• **Goal**
Return the lines below exactly, starting with the line that contains "What text is on this page?" and stopping after the last line.

##### Records #####

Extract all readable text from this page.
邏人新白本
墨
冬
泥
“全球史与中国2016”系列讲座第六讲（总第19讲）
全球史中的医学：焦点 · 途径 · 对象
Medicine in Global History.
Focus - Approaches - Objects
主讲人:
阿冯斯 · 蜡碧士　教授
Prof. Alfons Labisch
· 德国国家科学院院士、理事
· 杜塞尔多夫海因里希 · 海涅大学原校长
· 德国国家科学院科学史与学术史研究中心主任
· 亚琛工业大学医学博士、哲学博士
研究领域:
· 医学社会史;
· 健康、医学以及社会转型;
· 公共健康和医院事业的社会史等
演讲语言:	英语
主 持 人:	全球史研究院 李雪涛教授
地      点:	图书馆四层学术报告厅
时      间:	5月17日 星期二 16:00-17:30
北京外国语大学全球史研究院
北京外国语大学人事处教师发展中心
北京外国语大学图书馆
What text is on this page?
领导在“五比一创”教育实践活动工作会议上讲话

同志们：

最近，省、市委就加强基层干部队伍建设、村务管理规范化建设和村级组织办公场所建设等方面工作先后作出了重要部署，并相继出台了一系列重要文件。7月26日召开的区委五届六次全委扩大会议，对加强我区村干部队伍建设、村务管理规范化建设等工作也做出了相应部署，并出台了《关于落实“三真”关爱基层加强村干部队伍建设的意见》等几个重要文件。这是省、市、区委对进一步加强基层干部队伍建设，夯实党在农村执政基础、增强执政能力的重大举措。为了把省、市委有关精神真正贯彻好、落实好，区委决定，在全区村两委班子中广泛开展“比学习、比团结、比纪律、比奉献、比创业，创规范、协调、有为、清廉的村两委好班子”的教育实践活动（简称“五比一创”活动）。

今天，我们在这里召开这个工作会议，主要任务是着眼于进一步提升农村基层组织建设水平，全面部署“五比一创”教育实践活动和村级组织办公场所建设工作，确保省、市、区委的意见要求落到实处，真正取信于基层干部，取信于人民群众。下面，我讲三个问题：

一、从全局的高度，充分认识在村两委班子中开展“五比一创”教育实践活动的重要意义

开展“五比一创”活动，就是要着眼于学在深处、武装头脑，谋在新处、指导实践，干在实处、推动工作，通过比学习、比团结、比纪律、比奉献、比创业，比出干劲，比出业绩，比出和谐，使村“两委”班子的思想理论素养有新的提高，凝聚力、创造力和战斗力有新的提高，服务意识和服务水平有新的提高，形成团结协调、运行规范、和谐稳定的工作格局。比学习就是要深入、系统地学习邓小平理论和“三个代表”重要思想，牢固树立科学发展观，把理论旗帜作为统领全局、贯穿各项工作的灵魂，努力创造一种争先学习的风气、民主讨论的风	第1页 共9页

#####

• **Response below**
What text is on this page?
领导在“五比一创”教育实践活动工作会议上讲话

同志们：

最近，省、市委就加强基层干部队伍建设、村务管理规范化建设和村级组织办公场所建设等方面工作先后作出了重要部署，并相继出台了一系列重要文件。7月26日召开的区委五届六次全委扩大会议，对加强我区村干部队伍建设、村务管理规范化建设等工作也做出了相应部署，并出台了《关于落实“三真”关爱基层加强村干部队伍建设的意见》等几个重要文件。这是省、市、区委对进一步加强基层干部队伍建设，夯实党在农村执政基础、增强执政能力的重大举措。为了把省、市委有关精神真正贯彻好、落实好，区委决定，在全区村两委班子中广泛开展“比学习、比团结、比纪律、比奉献、比创业，创规范、协调、有为、清廉的村两委好班子”的教育实践活动（简称“五比一创”活动）。

今天，我们在这里召开这个工作会议，主要任务是着眼于进一步提升农村基层组织建设水平，全面部署“五比一创”教育实践活动和村级组织办公场所建设工作，确保省、市、区委的意见要求落到实处，真正取信于基层干部，取信于人民群众。下面，我讲三个问题：

一、从全局的高度，充分认识在村两委班子中开展“五比一创”教育实践活动的重要意义

开展“五比一创”活动，就是要着眼于学在深处、武装头脑，谋在新处、指导实践，干在实处、推动工作，通过比学习、比团结、比纪律、比奉献、比创业，比出干劲，比出业绩，比出和谐，使村“两委”班子的思想理论素养有新的提高，凝聚力、创造力和战斗力有新的提高，服务意识和服务水平有新的提高，形成团结协调、运行规范、和谐稳定的工作格局。比学习就是要深入、系统地学习邓小平理论和“三个代表”重要思想，牢固树立科学发展观，把理论旗帜作为统领全局、贯穿各项工作的灵魂，努力创造一种争先学习的风气、民主讨论的风	第1页 共9页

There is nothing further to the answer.